* **Work to be completed**
Work out how many lines of the records hold the string "mere", and reply with that number alone.

* **Record excerpts**
* * * * *
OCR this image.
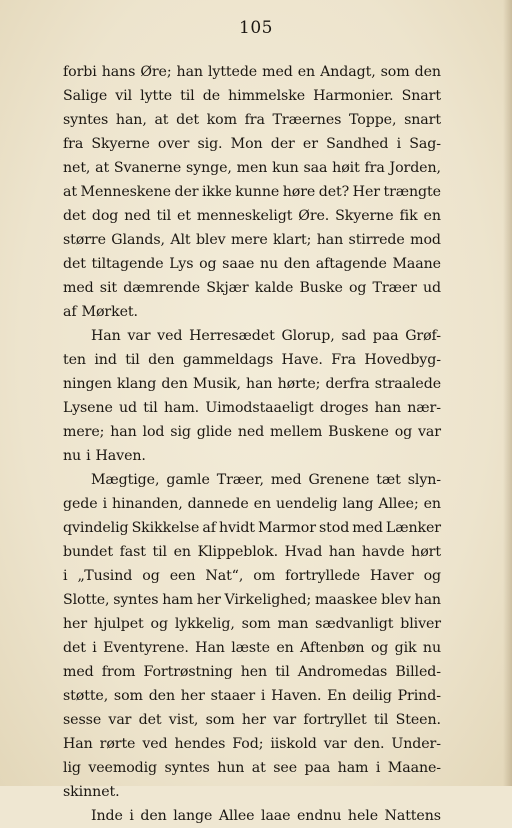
105
forbi hans Øre; han lyttede med en Andagt, som den
Salige vil lytte til de himmelske Harmonier. Snart
syntes han, at det kom fra Træernes Toppe, snart
fra Skyerne over sig. Mon der er Sandhed i Sag-
net, at Svanerne synge, men kun saa høit fra Jorden,
at Menneskene der ikke kunne høre det? Her trængte
det dog ned til et menneskeligt Øre. Skyerne fik en
større Glands, Alt blev mere klart; han stirrede mod
det tiltagende Lys og saae nu den aftagende Maane
med sit dæmrende Skjær kalde Buske og Træer ud
af Mørket.
Han var ved Herresædet Glorup, sad paa Grøf-
ten ind til den gammeldags Have. Fra Hovedbyg-
ningen klang den Musik, han hørte; derfra straalede
Lysene ud til ham. Uimodstaaeligt droges han nær-
mere; han lod sig glide ned mellem Buskene og var
nu i Haven.
Mægtige, gamle Træer, med Grenene tæt slyn-
gede i hinanden, dannede en uendelig lang Allee; en
qvindelig Skikkelse af hvidt Marmor stod med Lænker
bundet fast til en Klippeblok. Hvad han havde hørt
i „Tusind og een Nat“, om fortryllede Haver og
Slotte, syntes ham her Virkelighed; maaskee blev han
her hjulpet og lykkelig, som man sædvanligt bliver
det i Eventyrene. Han læste en Aftenbøn og gik nu
med from Fortrøstning hen til Andromedas Billed-
støtte, som den her staaer i Haven. En deilig Prind-
sesse var det vist, som her var fortryllet til Steen.
Han rørte ved hendes Fod; iiskold var den. Under-
lig veemodig syntes hun at see paa ham i Maane-
skinnet.
Inde i den lange Allee laae endnu hele Nattens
* * * * *
* **Exercise result**
2